-------- Data provided --------

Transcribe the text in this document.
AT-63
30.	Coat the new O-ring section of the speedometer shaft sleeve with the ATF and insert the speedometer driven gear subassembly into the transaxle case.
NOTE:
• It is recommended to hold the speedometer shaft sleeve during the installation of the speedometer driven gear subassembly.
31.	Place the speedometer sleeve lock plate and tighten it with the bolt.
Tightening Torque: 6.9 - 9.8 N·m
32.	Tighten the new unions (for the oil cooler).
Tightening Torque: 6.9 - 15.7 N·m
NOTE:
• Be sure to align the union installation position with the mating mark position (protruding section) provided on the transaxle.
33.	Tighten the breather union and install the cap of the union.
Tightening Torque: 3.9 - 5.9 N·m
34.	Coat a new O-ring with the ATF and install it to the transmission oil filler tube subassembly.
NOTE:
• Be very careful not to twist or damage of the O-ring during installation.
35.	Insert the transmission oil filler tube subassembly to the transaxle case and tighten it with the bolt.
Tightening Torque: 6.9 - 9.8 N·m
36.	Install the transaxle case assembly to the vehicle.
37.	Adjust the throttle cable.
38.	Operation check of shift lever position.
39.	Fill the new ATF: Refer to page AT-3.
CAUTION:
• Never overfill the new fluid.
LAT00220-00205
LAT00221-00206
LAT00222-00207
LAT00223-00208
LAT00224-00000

--------

Aim of the exercise => Reproduce the listing shown above in its entirety, exactly.

Result =>
Transcribe the text in this document.
AT-63
30.	Coat the new O-ring section of the speedometer shaft sleeve with the ATF and insert the speedometer driven gear subassembly into the transaxle case.
NOTE:
• It is recommended to hold the speedometer shaft sleeve during the installation of the speedometer driven gear subassembly.
31.	Place the speedometer sleeve lock plate and tighten it with the bolt.
Tightening Torque: 6.9 - 9.8 N·m
32.	Tighten the new unions (for the oil cooler).
Tightening Torque: 6.9 - 15.7 N·m
NOTE:
• Be sure to align the union installation position with the mating mark position (protruding section) provided on the transaxle.
33.	Tighten the breather union and install the cap of the union.
Tightening Torque: 3.9 - 5.9 N·m
34.	Coat a new O-ring with the ATF and install it to the transmission oil filler tube subassembly.
NOTE:
• Be very careful not to twist or damage of the O-ring during installation.
35.	Insert the transmission oil filler tube subassembly to the transaxle case and tighten it with the bolt.
Tightening Torque: 6.9 - 9.8 N·m
36.	Install the transaxle case assembly to the vehicle.
37.	Adjust the throttle cable.
38.	Operation check of shift lever position.
39.	Fill the new ATF: Refer to page AT-3.
CAUTION:
• Never overfill the new fluid.
LAT00220-00205
LAT00221-00206
LAT00222-00207
LAT00223-00208
LAT00224-00000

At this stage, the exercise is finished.